● WHAT YOU SHOULD DO
Pull every line containing "text" from the entries.

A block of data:
########################################

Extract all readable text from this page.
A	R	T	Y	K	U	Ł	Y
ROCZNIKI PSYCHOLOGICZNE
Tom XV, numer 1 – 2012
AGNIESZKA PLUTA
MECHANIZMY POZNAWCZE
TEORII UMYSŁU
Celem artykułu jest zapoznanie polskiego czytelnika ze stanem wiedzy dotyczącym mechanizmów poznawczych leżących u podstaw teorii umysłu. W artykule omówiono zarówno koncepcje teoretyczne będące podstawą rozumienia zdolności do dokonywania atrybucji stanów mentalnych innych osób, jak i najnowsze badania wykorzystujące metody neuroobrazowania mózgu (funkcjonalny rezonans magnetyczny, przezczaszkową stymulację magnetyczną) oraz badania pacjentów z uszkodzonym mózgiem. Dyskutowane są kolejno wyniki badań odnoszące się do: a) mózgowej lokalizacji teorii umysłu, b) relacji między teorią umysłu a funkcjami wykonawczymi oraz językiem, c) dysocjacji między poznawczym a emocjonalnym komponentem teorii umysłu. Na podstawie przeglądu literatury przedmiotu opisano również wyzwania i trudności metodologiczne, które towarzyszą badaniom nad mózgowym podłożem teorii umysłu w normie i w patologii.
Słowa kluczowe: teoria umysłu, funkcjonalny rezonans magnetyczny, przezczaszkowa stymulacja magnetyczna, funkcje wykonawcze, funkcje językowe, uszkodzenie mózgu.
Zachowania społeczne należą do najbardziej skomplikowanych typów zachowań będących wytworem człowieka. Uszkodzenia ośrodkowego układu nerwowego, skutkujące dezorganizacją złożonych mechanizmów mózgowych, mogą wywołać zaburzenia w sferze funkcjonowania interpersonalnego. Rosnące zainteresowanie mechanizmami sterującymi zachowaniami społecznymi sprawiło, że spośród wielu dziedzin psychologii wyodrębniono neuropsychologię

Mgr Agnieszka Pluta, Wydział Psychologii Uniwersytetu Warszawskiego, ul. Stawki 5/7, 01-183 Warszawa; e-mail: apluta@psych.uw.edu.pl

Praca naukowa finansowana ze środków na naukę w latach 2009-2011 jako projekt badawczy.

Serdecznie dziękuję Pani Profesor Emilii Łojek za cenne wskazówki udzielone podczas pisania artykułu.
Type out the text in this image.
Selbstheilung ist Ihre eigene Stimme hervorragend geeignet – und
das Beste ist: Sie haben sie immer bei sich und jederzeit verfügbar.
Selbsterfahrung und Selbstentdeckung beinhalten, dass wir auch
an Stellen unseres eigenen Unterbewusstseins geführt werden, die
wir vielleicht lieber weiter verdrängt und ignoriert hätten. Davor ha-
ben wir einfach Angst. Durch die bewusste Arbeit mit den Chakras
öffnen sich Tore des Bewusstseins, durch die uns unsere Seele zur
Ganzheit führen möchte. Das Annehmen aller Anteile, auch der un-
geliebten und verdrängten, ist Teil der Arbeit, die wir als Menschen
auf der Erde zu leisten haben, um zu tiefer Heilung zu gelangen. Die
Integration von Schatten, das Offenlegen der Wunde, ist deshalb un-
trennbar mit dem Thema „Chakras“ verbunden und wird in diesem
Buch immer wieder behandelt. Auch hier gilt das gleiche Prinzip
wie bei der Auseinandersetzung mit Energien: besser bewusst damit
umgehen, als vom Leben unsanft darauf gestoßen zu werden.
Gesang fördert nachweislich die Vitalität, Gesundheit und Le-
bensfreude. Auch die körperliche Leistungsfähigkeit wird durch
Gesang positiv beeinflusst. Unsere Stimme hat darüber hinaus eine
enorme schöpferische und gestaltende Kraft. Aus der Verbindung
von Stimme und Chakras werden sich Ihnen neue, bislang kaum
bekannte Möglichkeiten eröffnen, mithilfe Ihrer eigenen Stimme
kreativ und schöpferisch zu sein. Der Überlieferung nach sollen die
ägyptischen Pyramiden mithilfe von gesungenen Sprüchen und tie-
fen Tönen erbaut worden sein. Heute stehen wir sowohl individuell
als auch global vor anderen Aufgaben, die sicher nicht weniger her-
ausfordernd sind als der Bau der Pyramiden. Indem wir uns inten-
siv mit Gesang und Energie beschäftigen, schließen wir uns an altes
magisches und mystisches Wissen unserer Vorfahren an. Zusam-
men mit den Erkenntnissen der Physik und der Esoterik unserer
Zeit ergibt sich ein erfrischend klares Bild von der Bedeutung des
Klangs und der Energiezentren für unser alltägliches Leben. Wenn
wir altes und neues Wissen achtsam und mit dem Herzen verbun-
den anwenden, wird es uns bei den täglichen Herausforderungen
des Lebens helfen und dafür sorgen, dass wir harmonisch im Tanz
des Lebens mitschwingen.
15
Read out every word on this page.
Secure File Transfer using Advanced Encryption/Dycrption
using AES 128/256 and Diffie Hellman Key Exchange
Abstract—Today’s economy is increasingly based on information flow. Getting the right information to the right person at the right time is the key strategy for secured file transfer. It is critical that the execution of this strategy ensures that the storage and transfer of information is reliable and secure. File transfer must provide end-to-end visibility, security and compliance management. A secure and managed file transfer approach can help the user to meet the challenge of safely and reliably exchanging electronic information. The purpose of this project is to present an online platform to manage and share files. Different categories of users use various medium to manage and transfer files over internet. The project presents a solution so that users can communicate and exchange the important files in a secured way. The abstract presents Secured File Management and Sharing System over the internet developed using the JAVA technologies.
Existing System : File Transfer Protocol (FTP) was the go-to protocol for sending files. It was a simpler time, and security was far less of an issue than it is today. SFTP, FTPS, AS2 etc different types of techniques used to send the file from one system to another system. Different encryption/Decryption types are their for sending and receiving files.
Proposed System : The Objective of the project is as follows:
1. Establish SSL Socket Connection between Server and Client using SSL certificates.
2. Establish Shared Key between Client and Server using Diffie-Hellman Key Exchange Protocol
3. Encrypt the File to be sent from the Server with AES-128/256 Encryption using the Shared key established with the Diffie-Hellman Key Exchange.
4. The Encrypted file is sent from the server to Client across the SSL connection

########################################

● FINISHED EXERCISE
Extract all readable text from this page.
Type out the text in this image.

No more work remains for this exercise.